## Records for processing
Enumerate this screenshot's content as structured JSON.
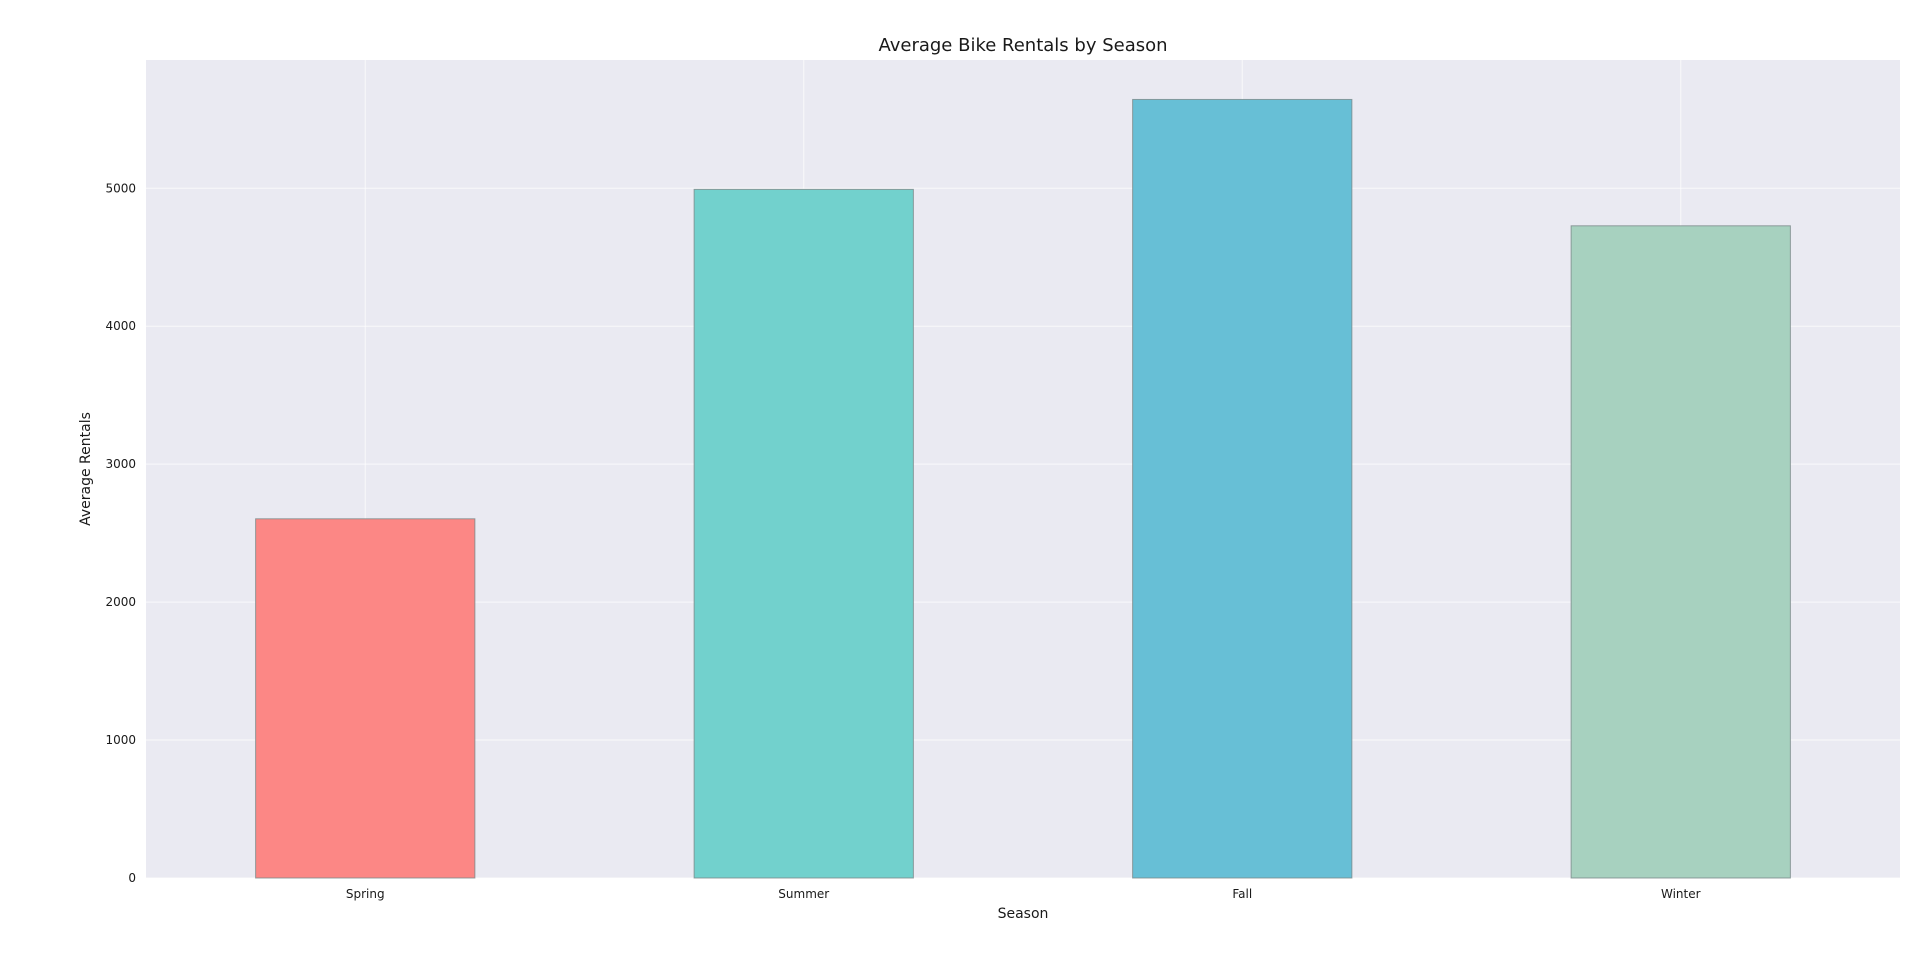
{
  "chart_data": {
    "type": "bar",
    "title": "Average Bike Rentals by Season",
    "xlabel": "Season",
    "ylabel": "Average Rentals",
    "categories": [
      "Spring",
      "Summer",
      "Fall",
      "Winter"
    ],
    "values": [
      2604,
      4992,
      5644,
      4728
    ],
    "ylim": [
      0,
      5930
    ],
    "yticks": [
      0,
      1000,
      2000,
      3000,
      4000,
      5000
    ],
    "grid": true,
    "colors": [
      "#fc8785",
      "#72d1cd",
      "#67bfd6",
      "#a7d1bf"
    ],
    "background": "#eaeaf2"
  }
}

* * *

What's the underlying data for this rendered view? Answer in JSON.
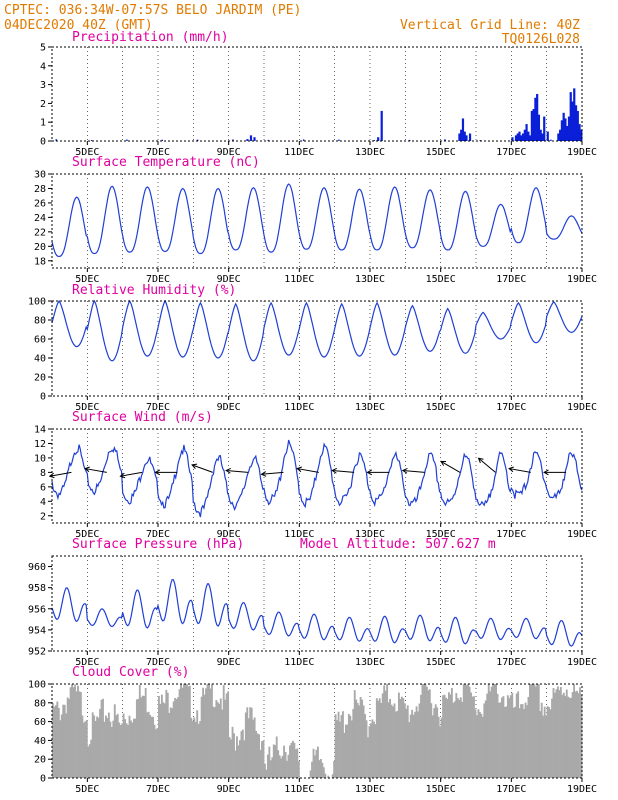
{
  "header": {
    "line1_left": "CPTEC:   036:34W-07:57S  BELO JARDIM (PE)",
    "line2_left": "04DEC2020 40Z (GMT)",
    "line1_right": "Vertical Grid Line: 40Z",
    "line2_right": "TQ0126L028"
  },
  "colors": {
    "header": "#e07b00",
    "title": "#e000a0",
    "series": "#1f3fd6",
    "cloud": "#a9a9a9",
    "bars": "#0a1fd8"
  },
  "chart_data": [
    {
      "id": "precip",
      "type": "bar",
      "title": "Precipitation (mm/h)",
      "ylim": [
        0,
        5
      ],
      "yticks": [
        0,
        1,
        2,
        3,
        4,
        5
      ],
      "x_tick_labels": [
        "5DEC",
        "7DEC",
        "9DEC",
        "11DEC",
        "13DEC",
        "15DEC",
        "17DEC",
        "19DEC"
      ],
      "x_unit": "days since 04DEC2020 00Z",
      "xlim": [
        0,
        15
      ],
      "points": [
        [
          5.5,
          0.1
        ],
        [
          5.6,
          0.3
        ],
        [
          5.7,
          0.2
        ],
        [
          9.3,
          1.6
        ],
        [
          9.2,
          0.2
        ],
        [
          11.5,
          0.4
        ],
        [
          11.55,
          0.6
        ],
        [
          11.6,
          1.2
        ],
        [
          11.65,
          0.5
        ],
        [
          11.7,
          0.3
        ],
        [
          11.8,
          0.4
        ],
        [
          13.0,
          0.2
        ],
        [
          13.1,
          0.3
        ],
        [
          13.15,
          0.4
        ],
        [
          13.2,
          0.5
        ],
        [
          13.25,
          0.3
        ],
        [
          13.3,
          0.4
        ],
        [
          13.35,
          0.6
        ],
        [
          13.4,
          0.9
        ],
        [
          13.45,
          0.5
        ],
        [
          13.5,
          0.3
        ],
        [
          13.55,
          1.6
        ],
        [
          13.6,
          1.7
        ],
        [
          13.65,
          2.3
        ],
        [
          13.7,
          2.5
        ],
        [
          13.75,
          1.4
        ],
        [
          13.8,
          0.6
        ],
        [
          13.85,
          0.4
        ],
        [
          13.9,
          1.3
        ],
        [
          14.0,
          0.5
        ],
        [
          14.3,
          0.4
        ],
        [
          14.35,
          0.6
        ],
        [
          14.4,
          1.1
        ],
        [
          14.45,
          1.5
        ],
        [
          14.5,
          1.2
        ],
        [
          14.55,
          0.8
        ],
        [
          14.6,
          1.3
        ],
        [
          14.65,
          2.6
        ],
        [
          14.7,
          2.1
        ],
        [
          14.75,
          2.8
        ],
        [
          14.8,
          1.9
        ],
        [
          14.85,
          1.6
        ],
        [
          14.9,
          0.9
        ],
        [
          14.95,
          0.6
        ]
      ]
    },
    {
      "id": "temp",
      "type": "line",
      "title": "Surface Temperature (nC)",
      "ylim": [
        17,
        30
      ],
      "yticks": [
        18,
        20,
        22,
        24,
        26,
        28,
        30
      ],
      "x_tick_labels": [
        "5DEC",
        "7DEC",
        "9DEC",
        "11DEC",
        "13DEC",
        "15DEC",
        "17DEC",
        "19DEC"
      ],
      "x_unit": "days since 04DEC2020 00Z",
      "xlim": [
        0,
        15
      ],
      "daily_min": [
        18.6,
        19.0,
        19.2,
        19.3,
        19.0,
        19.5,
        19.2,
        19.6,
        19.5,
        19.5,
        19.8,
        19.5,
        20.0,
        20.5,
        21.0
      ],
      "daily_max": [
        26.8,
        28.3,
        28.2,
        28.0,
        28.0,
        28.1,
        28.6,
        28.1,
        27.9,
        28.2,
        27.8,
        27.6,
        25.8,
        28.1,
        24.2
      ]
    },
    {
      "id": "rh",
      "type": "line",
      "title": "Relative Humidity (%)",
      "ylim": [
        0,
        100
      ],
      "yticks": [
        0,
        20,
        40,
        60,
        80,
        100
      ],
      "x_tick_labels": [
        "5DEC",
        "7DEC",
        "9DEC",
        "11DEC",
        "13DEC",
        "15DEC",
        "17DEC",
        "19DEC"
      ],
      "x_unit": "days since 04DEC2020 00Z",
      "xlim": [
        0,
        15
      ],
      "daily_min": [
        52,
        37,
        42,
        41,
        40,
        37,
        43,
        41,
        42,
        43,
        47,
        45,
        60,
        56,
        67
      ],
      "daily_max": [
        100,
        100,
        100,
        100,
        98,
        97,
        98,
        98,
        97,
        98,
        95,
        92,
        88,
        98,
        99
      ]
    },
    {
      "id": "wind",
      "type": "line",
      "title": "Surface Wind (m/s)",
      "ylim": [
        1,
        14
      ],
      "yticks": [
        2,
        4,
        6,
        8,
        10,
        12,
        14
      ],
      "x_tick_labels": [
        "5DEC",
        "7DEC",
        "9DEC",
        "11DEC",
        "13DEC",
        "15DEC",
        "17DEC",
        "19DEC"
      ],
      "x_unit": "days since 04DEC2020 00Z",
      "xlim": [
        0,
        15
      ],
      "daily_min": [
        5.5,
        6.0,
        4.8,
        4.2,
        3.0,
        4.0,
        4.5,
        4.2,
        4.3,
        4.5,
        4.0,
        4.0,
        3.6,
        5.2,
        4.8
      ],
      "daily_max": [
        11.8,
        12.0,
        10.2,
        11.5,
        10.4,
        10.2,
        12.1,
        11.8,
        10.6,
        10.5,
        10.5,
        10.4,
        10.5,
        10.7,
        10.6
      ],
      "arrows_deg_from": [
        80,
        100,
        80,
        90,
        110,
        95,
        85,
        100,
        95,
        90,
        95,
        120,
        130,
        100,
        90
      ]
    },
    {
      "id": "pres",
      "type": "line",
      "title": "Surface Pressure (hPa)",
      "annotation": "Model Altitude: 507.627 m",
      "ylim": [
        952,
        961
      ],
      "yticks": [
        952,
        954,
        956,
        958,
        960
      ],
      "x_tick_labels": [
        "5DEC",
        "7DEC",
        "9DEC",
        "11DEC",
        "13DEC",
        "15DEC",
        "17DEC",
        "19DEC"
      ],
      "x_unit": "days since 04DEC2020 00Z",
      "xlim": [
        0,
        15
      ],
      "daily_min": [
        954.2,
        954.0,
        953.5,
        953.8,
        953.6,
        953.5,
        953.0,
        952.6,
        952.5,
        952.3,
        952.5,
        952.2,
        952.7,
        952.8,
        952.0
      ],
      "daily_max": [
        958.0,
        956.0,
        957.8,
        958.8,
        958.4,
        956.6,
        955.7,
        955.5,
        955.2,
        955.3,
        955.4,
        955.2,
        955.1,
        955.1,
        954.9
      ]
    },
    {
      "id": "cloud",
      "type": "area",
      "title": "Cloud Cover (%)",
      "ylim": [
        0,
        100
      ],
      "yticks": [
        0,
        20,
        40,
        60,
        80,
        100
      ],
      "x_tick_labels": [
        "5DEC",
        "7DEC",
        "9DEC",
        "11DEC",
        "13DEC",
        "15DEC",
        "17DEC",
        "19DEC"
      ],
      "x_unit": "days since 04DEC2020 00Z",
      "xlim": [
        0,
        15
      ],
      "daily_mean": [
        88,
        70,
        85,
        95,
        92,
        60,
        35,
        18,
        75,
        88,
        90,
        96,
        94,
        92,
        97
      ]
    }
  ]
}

## Written problem
How many of the lines above contain the string "title"? Give the number only.

## Output of the task
8